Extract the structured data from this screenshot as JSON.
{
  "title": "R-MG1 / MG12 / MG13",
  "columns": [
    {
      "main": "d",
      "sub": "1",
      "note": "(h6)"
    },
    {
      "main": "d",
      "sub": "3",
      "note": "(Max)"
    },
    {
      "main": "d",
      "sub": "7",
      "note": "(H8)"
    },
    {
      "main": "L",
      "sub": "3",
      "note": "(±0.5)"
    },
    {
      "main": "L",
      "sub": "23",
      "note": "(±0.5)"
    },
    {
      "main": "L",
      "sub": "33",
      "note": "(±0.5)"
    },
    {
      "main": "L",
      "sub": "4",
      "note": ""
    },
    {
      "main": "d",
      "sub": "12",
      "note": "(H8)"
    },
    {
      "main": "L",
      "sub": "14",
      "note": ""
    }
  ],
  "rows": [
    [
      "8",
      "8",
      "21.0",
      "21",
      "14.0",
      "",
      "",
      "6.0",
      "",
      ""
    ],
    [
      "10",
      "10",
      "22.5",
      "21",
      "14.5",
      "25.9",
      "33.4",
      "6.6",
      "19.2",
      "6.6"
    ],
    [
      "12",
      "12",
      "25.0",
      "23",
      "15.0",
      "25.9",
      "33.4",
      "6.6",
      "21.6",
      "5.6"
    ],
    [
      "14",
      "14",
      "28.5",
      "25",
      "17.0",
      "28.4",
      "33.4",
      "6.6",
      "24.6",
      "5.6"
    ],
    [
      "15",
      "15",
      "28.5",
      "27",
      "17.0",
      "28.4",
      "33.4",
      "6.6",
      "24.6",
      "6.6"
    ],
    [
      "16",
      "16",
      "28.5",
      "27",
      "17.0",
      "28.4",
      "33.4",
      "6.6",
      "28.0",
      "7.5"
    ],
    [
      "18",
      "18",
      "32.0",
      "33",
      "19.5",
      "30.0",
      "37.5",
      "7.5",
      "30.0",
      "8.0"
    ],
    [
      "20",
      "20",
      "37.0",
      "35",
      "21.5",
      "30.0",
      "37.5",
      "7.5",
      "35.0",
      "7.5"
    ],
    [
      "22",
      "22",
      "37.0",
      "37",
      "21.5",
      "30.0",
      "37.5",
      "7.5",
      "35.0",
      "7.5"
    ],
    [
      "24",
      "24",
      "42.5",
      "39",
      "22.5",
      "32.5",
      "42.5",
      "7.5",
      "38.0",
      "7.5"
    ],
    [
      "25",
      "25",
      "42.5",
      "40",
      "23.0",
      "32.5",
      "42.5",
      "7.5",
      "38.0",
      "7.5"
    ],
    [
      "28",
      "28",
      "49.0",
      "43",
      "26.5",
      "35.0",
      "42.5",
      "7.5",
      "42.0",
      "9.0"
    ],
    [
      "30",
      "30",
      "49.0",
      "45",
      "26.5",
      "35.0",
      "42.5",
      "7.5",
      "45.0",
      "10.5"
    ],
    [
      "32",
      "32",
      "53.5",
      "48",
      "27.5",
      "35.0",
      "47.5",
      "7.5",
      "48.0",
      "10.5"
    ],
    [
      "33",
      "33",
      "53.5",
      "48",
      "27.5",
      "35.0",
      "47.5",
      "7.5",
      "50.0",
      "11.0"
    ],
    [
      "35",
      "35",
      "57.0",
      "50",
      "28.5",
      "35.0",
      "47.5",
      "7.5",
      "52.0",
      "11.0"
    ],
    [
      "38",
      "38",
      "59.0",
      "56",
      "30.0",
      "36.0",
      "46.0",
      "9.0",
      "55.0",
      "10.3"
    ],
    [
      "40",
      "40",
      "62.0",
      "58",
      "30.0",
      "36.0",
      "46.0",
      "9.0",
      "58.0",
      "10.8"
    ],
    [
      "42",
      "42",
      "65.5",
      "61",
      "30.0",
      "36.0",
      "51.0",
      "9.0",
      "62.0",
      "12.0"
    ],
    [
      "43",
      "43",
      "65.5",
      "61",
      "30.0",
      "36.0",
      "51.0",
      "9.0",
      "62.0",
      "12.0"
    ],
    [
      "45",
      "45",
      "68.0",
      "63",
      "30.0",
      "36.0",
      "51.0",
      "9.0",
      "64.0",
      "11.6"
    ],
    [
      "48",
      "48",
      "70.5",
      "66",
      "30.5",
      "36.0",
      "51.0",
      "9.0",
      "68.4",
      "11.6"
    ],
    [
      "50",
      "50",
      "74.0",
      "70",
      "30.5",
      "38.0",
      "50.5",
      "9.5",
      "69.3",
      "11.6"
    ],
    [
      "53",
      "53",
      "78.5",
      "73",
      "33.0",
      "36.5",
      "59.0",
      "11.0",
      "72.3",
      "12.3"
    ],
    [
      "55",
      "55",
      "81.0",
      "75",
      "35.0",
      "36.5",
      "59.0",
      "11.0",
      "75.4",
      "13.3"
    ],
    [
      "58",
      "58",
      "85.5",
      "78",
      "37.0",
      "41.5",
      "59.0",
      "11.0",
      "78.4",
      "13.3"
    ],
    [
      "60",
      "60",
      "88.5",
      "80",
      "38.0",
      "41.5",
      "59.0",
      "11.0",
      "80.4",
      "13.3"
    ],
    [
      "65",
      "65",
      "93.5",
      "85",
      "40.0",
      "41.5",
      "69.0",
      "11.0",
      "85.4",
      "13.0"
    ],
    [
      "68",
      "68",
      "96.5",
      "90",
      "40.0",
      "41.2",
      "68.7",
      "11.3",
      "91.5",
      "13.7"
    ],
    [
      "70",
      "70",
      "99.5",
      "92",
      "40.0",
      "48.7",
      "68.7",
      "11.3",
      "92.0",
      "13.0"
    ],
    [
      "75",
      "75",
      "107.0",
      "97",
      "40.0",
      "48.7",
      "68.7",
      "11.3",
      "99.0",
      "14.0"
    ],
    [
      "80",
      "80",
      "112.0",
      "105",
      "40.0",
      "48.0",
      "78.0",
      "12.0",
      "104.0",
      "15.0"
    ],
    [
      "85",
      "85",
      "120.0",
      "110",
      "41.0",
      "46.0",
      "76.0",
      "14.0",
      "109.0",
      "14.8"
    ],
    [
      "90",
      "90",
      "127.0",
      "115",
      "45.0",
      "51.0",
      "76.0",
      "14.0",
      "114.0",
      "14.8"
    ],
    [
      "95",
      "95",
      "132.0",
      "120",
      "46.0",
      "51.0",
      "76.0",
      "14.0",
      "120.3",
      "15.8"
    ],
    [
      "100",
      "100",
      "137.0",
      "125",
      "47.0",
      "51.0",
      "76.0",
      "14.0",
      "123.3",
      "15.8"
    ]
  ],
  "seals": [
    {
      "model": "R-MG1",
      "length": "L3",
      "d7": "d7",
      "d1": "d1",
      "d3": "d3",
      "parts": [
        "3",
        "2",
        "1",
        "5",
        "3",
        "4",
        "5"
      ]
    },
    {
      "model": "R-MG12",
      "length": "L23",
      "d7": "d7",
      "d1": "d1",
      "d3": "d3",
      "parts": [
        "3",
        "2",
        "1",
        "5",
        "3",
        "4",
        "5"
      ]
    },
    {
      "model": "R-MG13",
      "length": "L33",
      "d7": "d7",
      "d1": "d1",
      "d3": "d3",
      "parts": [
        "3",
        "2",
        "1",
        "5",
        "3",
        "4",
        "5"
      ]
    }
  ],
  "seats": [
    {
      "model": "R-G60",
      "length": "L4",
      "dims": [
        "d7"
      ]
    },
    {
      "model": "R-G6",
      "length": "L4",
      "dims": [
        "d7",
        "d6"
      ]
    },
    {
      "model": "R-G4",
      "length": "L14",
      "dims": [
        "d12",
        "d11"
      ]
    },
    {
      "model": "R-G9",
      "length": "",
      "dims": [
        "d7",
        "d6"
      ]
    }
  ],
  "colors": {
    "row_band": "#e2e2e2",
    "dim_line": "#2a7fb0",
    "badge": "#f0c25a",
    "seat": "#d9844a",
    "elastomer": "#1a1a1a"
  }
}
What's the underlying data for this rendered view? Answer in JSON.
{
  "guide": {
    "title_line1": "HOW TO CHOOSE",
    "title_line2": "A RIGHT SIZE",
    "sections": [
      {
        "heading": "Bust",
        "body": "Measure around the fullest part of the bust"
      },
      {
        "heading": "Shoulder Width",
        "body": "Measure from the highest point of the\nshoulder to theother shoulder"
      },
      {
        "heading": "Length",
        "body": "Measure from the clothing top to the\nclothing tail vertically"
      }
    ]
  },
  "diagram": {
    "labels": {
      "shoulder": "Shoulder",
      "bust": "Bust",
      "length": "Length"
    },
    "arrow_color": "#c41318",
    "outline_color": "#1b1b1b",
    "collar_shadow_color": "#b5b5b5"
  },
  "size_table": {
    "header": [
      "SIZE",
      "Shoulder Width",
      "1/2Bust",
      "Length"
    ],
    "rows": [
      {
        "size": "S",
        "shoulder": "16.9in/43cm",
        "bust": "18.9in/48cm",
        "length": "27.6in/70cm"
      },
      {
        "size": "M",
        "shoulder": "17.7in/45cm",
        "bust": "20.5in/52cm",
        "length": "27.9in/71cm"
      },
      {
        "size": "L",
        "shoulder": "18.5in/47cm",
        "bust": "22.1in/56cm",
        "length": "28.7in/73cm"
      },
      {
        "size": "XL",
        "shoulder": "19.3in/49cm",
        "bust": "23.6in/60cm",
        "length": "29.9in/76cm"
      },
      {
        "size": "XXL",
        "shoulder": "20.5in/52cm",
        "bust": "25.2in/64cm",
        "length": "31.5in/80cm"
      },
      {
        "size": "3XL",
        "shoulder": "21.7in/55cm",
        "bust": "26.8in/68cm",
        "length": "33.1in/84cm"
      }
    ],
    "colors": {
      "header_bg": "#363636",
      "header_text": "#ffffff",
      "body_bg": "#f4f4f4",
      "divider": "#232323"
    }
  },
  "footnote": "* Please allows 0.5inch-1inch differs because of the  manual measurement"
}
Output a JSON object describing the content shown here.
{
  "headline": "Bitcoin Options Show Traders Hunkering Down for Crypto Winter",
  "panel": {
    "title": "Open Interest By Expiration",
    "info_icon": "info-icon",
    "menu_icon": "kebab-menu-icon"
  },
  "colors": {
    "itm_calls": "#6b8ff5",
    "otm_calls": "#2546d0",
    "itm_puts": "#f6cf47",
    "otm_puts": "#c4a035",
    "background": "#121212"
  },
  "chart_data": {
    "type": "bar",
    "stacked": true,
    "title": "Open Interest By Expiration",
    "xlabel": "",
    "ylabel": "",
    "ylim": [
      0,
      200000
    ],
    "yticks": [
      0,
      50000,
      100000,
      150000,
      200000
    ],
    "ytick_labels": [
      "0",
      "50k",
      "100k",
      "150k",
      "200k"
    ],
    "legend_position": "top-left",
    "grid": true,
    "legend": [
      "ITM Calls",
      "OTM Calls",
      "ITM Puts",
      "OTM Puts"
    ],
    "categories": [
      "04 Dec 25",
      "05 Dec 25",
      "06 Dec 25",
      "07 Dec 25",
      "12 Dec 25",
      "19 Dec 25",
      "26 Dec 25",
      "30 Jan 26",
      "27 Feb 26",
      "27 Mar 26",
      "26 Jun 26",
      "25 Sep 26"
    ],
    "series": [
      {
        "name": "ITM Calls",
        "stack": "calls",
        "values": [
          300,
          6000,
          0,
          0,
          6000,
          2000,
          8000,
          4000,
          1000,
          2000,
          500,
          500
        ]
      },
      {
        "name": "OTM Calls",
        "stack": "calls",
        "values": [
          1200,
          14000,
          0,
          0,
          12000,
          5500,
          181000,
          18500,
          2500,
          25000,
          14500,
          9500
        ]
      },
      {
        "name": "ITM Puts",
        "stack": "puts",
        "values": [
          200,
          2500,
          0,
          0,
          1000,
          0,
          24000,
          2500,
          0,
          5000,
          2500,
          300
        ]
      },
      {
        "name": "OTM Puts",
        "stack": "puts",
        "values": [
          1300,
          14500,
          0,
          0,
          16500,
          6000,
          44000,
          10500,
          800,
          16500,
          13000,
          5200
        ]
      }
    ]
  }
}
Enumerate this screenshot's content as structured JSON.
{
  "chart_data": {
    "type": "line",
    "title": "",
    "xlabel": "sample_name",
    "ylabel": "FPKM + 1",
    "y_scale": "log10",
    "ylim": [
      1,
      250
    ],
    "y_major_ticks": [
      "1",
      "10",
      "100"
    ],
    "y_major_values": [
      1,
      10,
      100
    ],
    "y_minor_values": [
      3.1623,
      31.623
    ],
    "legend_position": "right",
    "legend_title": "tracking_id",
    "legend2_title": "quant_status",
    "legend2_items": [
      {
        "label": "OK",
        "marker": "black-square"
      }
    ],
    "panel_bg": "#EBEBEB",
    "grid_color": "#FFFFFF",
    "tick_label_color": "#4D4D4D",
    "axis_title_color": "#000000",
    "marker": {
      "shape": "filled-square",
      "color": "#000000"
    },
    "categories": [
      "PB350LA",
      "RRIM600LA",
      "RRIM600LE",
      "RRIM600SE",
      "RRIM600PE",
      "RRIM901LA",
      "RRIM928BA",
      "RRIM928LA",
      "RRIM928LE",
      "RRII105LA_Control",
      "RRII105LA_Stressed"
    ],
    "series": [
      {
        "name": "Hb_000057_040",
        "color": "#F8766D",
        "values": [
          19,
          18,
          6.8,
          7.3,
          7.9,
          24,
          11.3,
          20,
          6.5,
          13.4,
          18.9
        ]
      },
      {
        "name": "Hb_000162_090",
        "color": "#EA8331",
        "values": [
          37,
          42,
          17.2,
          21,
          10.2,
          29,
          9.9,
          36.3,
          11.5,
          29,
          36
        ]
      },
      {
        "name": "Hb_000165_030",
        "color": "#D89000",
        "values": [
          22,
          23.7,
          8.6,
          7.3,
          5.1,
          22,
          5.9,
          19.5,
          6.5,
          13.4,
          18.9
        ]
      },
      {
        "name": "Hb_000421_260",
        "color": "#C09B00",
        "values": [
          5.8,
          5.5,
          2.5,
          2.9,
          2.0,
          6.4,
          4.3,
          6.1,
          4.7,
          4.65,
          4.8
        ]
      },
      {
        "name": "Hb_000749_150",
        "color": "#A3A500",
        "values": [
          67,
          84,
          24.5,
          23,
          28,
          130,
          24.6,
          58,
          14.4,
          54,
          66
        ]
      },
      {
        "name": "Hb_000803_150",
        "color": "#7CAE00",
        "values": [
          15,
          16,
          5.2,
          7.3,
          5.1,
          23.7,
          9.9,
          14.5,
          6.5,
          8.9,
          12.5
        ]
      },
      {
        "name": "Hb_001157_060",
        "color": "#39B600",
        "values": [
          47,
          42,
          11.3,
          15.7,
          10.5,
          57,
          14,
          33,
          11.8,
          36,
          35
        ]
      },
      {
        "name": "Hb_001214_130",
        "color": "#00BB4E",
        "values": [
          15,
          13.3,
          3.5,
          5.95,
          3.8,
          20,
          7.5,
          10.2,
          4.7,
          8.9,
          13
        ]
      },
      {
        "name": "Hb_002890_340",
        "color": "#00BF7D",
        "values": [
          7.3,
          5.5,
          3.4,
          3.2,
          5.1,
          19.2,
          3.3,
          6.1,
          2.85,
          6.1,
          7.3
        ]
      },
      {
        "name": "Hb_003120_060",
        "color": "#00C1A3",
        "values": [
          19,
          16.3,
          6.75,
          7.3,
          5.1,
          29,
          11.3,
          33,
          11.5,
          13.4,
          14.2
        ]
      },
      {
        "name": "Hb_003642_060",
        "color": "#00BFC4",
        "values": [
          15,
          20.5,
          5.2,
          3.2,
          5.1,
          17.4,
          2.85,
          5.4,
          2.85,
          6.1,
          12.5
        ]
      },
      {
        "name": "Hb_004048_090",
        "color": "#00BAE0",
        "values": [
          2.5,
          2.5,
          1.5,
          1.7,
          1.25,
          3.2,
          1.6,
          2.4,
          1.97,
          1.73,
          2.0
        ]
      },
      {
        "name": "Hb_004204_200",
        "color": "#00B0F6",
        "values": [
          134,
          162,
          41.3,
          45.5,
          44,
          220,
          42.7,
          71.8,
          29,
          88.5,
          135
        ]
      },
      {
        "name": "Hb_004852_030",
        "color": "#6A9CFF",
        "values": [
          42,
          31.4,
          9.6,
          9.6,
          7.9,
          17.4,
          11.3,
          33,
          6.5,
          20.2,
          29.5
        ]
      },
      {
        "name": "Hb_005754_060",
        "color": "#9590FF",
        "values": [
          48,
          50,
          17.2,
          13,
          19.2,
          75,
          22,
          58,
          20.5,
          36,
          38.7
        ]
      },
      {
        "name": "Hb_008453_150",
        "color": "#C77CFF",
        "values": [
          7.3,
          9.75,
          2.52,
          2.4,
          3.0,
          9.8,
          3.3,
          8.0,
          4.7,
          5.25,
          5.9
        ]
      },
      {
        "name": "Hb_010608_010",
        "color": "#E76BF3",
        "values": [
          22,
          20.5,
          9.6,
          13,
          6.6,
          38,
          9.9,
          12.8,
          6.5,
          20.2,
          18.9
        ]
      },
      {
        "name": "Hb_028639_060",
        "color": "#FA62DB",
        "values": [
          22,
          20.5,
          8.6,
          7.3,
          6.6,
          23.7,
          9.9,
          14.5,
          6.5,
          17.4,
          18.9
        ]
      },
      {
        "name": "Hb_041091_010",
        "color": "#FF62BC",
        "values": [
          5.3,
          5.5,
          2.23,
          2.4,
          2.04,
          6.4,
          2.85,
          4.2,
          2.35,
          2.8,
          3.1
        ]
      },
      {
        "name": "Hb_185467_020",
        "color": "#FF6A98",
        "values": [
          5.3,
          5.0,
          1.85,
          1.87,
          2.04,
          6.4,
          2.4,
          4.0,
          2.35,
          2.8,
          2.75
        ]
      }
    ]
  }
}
####
* **What to work on**: Review the preceding data and report every line that includes the string "model".

* **Exercise answer**:
      "model": "R-MG1",
      "model": "R-MG12",
      "model": "R-MG13",
      "model": "R-G60",
      "model": "R-G6",
      "model": "R-G4",
      "model": "R-G9",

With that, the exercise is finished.